-- begin Source records --

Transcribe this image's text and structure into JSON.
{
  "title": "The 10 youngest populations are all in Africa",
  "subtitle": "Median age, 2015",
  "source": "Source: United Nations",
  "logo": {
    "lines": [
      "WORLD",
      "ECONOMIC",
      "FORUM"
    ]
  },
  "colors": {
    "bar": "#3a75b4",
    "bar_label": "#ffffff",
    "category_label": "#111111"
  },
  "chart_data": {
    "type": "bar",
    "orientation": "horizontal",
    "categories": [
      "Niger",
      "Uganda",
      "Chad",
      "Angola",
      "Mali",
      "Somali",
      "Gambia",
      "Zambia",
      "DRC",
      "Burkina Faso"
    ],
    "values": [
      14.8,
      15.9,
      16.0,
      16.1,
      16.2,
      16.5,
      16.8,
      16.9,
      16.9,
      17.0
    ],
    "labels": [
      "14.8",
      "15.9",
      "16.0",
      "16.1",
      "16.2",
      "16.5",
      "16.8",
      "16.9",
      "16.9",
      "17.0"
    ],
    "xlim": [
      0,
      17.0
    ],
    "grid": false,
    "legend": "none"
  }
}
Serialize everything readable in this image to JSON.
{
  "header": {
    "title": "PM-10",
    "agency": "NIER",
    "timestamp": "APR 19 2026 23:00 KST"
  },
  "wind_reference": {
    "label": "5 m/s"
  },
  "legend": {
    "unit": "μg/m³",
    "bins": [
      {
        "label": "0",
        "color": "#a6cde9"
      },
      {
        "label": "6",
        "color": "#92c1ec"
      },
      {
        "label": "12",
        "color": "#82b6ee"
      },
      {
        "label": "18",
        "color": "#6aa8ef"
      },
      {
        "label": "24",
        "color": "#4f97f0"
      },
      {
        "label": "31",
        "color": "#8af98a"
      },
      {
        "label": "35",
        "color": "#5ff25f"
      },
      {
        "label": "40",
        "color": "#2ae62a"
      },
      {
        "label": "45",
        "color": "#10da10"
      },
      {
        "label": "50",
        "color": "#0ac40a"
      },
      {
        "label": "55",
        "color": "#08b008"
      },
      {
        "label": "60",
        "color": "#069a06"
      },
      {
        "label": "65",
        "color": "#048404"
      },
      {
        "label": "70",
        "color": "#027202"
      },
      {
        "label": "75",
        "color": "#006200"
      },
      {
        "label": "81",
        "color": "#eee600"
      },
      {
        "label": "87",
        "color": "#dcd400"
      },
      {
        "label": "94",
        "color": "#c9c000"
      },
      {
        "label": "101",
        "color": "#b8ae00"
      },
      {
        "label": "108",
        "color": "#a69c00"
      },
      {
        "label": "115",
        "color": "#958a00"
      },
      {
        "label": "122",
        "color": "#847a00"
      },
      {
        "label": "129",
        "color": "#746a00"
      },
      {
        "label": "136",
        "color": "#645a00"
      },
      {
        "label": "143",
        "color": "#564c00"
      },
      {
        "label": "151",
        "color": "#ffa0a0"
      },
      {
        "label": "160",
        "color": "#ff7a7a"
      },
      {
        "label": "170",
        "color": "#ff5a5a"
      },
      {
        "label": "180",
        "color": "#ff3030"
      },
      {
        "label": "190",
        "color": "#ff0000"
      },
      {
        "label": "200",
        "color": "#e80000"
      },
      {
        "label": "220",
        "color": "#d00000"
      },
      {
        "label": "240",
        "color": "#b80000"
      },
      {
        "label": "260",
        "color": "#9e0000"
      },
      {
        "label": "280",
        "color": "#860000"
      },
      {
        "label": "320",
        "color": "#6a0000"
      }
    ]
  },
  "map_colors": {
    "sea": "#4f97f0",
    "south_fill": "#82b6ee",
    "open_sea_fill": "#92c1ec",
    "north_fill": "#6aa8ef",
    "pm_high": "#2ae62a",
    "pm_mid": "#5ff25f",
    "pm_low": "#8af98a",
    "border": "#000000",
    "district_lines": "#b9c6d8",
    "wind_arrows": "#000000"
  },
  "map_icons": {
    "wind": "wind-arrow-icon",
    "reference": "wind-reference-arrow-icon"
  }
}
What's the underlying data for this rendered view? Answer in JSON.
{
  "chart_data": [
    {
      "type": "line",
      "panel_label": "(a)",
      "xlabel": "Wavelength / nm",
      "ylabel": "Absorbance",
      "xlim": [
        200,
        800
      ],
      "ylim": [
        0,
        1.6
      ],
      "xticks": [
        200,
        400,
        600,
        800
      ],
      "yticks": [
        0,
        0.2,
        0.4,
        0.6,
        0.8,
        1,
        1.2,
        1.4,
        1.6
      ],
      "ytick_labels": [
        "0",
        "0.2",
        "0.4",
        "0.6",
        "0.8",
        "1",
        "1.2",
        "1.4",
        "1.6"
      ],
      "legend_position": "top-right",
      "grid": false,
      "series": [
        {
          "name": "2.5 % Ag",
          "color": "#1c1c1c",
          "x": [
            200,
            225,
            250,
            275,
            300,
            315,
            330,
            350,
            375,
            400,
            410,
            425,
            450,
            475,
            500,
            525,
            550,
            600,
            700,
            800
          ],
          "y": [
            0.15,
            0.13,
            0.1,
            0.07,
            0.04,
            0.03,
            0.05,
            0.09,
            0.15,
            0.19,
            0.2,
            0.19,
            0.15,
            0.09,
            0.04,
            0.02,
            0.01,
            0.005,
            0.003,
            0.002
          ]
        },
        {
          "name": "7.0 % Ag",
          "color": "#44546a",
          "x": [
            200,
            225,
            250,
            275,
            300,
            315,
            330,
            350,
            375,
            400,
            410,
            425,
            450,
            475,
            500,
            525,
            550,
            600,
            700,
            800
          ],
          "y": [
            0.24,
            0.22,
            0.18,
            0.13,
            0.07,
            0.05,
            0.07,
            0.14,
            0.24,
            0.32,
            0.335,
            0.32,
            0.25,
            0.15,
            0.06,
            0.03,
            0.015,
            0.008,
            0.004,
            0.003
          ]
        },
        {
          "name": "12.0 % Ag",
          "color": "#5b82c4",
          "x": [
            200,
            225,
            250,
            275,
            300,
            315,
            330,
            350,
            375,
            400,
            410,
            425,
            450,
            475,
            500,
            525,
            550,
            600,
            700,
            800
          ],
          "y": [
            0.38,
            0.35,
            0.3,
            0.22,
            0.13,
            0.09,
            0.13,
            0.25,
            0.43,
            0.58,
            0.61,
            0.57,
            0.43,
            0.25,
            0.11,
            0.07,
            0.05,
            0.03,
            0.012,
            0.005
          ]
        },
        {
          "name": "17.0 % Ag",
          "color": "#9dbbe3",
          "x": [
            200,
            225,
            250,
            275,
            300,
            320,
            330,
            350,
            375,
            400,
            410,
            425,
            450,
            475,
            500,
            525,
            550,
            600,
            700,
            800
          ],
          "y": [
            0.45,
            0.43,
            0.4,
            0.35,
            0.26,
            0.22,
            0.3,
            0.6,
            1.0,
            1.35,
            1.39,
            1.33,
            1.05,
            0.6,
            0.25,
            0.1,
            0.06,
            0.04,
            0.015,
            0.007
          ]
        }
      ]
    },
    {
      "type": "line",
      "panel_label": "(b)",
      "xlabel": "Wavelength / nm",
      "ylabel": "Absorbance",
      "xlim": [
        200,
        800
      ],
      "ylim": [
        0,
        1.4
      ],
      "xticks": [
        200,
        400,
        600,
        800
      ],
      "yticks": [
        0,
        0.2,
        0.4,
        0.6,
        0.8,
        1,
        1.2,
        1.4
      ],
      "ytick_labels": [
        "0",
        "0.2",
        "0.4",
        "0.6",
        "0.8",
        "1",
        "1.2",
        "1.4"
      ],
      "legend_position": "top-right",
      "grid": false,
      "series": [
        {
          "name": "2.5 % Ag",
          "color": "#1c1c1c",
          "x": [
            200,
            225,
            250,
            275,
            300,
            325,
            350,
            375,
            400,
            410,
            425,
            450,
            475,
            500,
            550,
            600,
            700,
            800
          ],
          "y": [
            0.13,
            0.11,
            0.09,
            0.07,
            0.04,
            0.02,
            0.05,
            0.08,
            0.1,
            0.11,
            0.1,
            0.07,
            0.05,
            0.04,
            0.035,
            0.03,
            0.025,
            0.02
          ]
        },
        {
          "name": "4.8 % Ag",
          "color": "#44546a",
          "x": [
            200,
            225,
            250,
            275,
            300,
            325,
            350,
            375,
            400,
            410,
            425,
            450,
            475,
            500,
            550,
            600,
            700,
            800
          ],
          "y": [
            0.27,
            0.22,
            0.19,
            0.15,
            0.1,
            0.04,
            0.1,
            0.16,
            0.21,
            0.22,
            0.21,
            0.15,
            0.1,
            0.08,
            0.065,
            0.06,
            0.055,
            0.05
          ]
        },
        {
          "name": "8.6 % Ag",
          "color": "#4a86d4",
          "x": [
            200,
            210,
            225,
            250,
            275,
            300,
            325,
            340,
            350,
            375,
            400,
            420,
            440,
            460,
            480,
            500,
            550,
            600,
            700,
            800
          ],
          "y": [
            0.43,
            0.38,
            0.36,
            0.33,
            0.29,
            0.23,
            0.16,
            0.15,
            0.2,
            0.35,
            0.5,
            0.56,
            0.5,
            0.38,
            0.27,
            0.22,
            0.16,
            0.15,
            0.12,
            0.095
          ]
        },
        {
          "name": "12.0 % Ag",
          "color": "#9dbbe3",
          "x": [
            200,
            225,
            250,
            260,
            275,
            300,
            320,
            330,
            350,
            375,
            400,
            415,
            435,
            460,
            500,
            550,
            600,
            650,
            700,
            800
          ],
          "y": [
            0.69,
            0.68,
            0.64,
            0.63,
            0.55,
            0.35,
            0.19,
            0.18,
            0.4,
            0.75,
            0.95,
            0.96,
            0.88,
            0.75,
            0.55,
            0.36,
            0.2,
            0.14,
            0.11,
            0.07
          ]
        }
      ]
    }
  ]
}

-- end Source records --

### Brief
Determine how many lines in the listing above hold the word "name", answering with the number only.

### Reply
8